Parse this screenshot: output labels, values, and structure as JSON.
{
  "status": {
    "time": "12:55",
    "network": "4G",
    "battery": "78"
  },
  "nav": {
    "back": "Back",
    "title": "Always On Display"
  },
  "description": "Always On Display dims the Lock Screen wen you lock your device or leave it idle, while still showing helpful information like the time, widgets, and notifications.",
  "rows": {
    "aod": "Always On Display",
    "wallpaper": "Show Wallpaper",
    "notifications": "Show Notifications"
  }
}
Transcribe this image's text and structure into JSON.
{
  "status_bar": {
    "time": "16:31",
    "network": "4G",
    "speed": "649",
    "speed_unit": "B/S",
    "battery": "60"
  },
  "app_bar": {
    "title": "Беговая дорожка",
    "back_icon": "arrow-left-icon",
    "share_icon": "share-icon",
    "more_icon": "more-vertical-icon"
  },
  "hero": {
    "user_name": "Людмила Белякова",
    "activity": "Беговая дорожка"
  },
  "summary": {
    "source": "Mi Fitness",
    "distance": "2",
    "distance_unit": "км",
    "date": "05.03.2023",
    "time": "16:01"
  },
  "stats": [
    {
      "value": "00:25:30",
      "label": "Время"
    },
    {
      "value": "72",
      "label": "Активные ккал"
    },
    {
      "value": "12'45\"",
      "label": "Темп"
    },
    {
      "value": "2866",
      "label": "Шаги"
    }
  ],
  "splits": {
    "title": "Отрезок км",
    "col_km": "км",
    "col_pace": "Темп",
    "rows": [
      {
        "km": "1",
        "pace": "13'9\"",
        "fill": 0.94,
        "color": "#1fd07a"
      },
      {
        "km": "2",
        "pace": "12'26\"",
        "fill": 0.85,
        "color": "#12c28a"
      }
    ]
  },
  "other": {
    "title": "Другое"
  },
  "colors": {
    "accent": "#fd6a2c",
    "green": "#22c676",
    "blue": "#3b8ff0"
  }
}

▶ **The task**:
Look through the listing and extract every line with "JSON" in it.

▶ **Problem solution**:
Parse this screenshot: output labels, values, and structure as JSON.
Transcribe this image's text and structure into JSON.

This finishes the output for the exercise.